REQUIRED WORK => Print the entries below word for word, from the line containing "What elements are" through the line containing "rsi-tick: 40.00 [1840,770,1880,787]", with both of those lines included. Leave out every other line.

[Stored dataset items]
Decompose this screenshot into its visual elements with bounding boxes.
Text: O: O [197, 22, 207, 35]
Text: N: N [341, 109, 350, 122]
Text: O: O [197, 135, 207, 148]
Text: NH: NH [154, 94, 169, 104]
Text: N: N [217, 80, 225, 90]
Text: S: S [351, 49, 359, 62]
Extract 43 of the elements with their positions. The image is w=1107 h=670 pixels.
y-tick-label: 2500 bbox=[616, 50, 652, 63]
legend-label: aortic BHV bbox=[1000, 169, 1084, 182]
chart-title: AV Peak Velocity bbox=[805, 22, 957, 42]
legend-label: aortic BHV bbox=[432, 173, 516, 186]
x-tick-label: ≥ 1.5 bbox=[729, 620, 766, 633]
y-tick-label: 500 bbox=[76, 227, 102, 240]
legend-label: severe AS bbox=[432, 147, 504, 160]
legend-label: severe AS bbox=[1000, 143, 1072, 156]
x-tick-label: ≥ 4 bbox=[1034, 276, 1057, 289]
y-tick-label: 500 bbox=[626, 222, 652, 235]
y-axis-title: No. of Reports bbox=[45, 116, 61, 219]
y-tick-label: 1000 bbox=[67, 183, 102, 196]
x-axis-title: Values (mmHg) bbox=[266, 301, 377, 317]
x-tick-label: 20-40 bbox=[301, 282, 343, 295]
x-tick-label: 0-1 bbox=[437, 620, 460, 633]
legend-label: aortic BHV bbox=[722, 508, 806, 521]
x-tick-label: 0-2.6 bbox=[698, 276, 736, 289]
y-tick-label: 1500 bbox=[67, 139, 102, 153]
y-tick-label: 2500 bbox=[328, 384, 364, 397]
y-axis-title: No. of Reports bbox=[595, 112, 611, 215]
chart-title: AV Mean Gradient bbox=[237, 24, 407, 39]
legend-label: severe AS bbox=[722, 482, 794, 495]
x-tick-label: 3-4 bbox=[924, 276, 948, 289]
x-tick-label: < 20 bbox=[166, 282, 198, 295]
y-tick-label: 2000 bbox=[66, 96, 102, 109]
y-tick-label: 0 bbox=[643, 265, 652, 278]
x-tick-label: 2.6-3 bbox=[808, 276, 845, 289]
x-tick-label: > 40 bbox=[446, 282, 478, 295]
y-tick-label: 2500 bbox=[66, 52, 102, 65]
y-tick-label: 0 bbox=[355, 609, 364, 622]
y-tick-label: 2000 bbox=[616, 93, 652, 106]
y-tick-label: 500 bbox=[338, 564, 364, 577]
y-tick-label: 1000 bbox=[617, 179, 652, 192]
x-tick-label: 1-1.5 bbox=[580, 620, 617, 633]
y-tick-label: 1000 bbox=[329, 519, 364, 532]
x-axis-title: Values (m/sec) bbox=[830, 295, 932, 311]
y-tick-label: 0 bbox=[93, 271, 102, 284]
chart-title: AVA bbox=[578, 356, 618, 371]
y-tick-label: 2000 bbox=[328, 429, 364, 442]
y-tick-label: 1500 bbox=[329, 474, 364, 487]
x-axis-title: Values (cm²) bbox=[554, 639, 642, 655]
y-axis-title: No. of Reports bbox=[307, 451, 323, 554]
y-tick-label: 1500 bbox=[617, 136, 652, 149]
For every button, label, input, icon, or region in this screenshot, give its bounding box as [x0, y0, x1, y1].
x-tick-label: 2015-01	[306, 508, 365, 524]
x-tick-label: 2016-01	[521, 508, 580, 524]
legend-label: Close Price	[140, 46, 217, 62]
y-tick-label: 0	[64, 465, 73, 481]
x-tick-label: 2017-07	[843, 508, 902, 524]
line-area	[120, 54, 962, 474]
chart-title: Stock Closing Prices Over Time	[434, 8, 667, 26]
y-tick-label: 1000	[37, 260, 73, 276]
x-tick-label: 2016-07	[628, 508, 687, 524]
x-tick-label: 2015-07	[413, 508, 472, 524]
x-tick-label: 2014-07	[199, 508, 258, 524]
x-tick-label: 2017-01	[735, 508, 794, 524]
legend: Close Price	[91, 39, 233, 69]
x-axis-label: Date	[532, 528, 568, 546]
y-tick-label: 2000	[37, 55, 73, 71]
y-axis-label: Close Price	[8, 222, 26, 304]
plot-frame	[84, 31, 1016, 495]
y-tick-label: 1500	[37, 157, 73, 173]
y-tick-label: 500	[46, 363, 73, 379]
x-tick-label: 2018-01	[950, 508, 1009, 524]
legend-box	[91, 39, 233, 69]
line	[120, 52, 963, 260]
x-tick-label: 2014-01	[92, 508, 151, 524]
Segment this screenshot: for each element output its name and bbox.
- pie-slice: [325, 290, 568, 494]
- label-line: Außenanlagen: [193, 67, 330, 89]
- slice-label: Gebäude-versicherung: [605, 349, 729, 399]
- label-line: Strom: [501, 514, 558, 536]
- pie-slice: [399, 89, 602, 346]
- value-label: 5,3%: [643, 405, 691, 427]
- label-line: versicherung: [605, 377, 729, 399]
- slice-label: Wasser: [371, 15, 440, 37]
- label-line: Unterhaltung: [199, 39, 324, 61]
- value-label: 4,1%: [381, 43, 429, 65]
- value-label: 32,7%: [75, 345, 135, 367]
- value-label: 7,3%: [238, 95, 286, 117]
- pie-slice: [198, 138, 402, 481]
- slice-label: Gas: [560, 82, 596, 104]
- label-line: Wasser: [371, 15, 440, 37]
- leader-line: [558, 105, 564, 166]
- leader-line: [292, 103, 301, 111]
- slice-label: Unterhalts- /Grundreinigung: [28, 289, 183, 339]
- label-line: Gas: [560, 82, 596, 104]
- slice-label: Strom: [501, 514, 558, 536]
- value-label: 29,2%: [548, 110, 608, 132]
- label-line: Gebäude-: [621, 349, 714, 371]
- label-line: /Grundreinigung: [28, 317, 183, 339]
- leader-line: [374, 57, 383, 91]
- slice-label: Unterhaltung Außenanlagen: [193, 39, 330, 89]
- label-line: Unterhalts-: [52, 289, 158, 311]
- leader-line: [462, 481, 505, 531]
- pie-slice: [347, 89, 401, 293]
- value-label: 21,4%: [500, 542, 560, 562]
--
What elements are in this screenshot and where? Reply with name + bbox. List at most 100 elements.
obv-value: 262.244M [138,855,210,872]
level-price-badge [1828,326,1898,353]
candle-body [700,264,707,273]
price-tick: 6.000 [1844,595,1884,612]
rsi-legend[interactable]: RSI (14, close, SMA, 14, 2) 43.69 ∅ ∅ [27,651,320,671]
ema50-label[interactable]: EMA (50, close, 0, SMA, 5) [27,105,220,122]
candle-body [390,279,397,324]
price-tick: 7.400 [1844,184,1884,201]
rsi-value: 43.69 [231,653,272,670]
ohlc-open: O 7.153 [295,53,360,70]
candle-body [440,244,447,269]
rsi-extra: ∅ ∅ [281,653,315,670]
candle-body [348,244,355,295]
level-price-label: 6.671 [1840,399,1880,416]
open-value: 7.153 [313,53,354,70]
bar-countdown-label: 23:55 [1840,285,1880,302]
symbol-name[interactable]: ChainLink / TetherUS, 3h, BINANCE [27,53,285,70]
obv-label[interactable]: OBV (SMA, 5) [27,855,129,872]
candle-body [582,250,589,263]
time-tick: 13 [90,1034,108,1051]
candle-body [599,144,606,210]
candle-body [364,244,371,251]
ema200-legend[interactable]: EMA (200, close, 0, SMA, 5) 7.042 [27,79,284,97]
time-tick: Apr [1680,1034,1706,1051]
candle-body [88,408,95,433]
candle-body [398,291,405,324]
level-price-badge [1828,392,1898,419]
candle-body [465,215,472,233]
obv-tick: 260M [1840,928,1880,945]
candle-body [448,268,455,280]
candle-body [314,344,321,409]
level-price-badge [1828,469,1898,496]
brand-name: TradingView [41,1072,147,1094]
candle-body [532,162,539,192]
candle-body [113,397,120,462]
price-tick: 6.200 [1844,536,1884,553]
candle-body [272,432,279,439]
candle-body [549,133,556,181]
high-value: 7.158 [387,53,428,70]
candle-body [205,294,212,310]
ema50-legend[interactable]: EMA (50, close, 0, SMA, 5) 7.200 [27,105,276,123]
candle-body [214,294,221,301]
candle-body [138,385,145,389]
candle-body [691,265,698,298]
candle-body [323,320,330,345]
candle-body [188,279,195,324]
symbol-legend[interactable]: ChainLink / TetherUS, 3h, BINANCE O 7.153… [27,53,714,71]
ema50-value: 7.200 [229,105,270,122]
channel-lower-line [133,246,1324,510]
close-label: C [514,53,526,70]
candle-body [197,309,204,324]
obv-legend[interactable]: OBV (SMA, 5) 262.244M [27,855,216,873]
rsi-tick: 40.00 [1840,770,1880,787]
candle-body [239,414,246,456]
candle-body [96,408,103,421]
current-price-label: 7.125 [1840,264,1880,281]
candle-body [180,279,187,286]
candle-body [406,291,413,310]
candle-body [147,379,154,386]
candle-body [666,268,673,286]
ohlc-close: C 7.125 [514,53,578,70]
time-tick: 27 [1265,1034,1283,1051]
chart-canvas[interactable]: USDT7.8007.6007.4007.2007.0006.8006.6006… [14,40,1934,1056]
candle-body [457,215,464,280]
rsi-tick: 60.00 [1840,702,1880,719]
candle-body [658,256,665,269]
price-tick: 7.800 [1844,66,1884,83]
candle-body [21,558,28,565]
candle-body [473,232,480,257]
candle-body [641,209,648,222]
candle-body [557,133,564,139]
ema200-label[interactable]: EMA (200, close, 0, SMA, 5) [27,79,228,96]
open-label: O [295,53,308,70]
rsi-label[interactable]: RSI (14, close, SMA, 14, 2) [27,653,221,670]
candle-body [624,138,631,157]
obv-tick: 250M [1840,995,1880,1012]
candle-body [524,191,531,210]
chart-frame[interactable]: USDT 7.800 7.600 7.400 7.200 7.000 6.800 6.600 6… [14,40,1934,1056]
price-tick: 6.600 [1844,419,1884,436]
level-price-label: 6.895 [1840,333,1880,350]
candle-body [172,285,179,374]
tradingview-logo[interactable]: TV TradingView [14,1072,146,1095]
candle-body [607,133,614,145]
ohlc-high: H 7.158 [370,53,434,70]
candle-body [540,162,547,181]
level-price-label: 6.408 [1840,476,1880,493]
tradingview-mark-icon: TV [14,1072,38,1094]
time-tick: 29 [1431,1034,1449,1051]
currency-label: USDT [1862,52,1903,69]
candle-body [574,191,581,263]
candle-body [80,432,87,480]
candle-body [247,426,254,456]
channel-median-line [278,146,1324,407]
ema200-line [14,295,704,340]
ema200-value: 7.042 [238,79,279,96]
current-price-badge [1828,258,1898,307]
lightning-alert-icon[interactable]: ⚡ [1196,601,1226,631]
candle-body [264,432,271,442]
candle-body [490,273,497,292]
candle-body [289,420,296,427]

OUTPUT FOR THIS TASK =>
What elements are in this screenshot and where? Reply with name + bbox. List at most 100 elements.
obv-value: 262.244M [138,855,210,872]
level-price-badge [1828,326,1898,353]
candle-body [700,264,707,273]
price-tick: 6.000 [1844,595,1884,612]
rsi-legend[interactable]: RSI (14, close, SMA, 14, 2) 43.69 ∅ ∅ [27,651,320,671]
ema50-label[interactable]: EMA (50, close, 0, SMA, 5) [27,105,220,122]
candle-body [390,279,397,324]
price-tick: 7.400 [1844,184,1884,201]
rsi-value: 43.69 [231,653,272,670]
ohlc-open: O 7.153 [295,53,360,70]
candle-body [440,244,447,269]
rsi-extra: ∅ ∅ [281,653,315,670]
candle-body [348,244,355,295]
level-price-label: 6.671 [1840,399,1880,416]
open-value: 7.153 [313,53,354,70]
bar-countdown-label: 23:55 [1840,285,1880,302]
symbol-name[interactable]: ChainLink / TetherUS, 3h, BINANCE [27,53,285,70]
obv-label[interactable]: OBV (SMA, 5) [27,855,129,872]
candle-body [582,250,589,263]
time-tick: 13 [90,1034,108,1051]
candle-body [599,144,606,210]
candle-body [364,244,371,251]
ema200-legend[interactable]: EMA (200, close, 0, SMA, 5) 7.042 [27,79,284,97]
time-tick: Apr [1680,1034,1706,1051]
candle-body [88,408,95,433]
candle-body [398,291,405,324]
level-price-badge [1828,392,1898,419]
candle-body [465,215,472,233]
obv-tick: 260M [1840,928,1880,945]
candle-body [448,268,455,280]
candle-body [314,344,321,409]
level-price-badge [1828,469,1898,496]
brand-name: TradingView [41,1072,147,1094]
candle-body [532,162,539,192]
candle-body [113,397,120,462]
price-tick: 6.200 [1844,536,1884,553]
candle-body [272,432,279,439]
candle-body [549,133,556,181]
high-value: 7.158 [387,53,428,70]
candle-body [205,294,212,310]
ema50-legend[interactable]: EMA (50, close, 0, SMA, 5) 7.200 [27,105,276,123]
candle-body [214,294,221,301]
candle-body [138,385,145,389]
candle-body [691,265,698,298]
candle-body [323,320,330,345]
candle-body [188,279,195,324]
symbol-legend[interactable]: ChainLink / TetherUS, 3h, BINANCE O 7.153… [27,53,714,71]
ema50-value: 7.200 [229,105,270,122]
channel-lower-line [133,246,1324,510]
close-label: C [514,53,526,70]
candle-body [197,309,204,324]
obv-legend[interactable]: OBV (SMA, 5) 262.244M [27,855,216,873]
rsi-tick: 40.00 [1840,770,1880,787]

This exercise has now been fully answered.